Dataset rows about figures:

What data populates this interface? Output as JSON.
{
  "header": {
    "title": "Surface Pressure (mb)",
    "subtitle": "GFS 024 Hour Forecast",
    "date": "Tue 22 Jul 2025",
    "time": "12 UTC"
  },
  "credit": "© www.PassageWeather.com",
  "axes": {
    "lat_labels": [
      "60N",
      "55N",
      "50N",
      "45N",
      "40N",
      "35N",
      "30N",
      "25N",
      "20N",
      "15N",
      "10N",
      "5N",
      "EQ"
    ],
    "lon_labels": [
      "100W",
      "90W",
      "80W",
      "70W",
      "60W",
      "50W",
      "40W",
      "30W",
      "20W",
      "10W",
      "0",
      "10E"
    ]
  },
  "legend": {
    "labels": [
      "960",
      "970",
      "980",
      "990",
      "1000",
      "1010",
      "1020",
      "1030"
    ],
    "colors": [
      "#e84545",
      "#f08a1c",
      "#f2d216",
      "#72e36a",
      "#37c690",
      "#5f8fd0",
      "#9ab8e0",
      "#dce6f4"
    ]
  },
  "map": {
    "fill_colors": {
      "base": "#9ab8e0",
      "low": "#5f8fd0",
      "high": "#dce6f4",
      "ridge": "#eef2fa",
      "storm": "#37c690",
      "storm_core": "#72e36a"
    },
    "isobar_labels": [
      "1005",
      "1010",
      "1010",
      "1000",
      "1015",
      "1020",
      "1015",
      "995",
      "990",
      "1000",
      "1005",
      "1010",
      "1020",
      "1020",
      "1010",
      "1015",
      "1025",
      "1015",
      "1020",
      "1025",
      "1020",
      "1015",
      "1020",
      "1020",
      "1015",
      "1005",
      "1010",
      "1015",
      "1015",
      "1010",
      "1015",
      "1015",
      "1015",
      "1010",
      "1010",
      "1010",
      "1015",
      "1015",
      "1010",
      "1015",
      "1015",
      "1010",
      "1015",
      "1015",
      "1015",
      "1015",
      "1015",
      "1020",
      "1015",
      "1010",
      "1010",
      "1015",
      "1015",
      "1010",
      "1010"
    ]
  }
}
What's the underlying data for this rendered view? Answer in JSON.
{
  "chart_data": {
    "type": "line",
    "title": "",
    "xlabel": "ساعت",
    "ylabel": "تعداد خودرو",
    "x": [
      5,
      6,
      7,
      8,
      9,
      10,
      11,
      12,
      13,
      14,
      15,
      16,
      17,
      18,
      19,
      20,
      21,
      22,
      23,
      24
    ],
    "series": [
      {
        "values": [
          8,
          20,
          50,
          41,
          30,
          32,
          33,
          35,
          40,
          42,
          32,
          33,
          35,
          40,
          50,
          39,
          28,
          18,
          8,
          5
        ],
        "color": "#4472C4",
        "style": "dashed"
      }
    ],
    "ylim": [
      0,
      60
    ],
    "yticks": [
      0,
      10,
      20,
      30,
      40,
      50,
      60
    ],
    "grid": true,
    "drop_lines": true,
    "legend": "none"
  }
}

[THE REQUEST] Copy, character for character, the lines from the line that holds "What's the underlying" through the final line of the records above.

[RIGHT ANSWER]
What's the underlying data for this rendered view? Answer in JSON.
{
  "chart_data": {
    "type": "line",
    "title": "",
    "xlabel": "ساعت",
    "ylabel": "تعداد خودرو",
    "x": [
      5,
      6,
      7,
      8,
      9,
      10,
      11,
      12,
      13,
      14,
      15,
      16,
      17,
      18,
      19,
      20,
      21,
      22,
      23,
      24
    ],
    "series": [
      {
        "values": [
          8,
          20,
          50,
          41,
          30,
          32,
          33,
          35,
          40,
          42,
          32,
          33,
          35,
          40,
          50,
          39,
          28,
          18,
          8,
          5
        ],
        "color": "#4472C4",
        "style": "dashed"
      }
    ],
    "ylim": [
      0,
      60
    ],
    "yticks": [
      0,
      10,
      20,
      30,
      40,
      50,
      60
    ],
    "grid": true,
    "drop_lines": true,
    "legend": "none"
  }
}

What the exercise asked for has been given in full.